MATERIAL TO PROCESS:
┏━━
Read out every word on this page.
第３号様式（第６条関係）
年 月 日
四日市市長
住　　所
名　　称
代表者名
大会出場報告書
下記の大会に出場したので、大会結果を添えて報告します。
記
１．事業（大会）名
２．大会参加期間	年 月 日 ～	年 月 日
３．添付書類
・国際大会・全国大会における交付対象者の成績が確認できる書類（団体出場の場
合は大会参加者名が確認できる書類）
┗━━
Write the material out exactly, with nothing left out.

SOLUTION FOR THIS PROBLEM:
Read out every word on this page.
第３号様式（第６条関係）
年 月 日
四日市市長
住　　所
名　　称
代表者名
大会出場報告書
下記の大会に出場したので、大会結果を添えて報告します。
記
１．事業（大会）名
２．大会参加期間	年 月 日 ～	年 月 日
３．添付書類
・国際大会・全国大会における交付対象者の成績が確認できる書類（団体出場の場
合は大会参加者名が確認できる書類）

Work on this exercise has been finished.